Part of a data file
________________
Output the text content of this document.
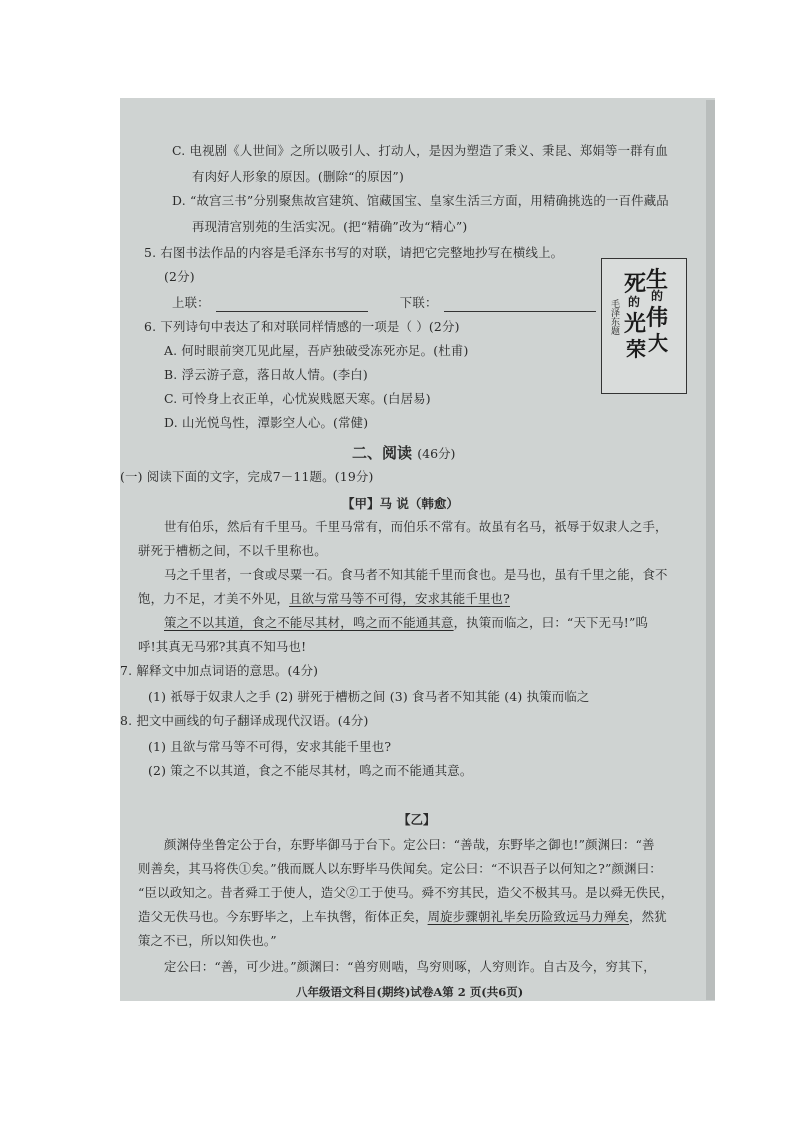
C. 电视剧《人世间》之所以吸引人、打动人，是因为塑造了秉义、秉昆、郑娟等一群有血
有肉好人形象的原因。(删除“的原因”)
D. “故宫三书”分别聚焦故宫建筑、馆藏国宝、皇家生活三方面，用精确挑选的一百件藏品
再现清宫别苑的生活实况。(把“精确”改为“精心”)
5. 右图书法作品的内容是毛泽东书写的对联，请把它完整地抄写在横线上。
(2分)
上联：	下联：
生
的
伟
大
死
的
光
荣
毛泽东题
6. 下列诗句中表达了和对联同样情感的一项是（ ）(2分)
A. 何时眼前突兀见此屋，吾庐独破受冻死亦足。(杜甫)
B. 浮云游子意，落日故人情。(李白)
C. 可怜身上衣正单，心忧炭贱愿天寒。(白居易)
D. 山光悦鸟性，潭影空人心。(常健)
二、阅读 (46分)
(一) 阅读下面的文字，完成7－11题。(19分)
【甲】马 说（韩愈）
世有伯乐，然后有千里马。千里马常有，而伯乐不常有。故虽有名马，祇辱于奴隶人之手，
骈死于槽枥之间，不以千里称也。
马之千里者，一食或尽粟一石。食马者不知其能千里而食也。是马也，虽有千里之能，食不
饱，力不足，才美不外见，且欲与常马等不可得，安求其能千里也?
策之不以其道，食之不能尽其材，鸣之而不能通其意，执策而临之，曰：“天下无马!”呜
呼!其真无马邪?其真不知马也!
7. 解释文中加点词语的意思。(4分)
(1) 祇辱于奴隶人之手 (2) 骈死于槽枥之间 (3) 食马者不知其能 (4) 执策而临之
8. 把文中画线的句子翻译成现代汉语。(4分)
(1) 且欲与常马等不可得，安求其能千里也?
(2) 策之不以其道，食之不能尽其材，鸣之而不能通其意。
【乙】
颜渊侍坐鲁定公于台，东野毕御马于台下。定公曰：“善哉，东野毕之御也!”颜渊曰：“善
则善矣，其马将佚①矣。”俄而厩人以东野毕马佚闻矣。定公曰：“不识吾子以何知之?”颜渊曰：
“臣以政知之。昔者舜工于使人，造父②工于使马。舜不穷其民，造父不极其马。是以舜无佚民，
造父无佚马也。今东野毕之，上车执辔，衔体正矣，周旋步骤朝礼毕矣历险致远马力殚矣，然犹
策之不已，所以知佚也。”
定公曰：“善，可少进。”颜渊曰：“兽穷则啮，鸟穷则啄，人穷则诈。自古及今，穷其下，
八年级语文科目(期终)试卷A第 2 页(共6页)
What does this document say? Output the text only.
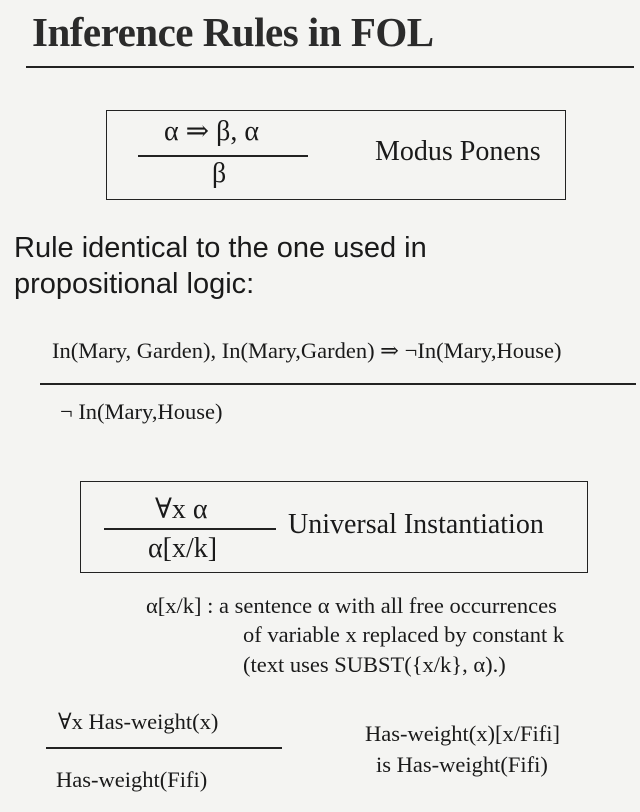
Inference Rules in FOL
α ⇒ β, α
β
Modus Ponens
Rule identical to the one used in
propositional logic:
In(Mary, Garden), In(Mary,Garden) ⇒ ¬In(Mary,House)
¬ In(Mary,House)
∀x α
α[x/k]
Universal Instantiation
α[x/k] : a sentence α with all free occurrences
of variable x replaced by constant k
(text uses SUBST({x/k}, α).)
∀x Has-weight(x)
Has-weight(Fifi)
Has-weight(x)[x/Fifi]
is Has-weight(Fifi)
________________
→ **Exercise aim**
Without the pictures, retype exactly the lines from the one that holds "What does this" to the last line of the data above, both of them included.

→ **Final result**
What does this document say? Output the text only.
Inference Rules in FOL
α ⇒ β, α
β
Modus Ponens
Rule identical to the one used in
propositional logic:
In(Mary, Garden), In(Mary,Garden) ⇒ ¬In(Mary,House)
¬ In(Mary,House)
∀x α
α[x/k]
Universal Instantiation
α[x/k] : a sentence α with all free occurrences
of variable x replaced by constant k
(text uses SUBST({x/k}, α).)
∀x Has-weight(x)
Has-weight(Fifi)
Has-weight(x)[x/Fifi]
is Has-weight(Fifi)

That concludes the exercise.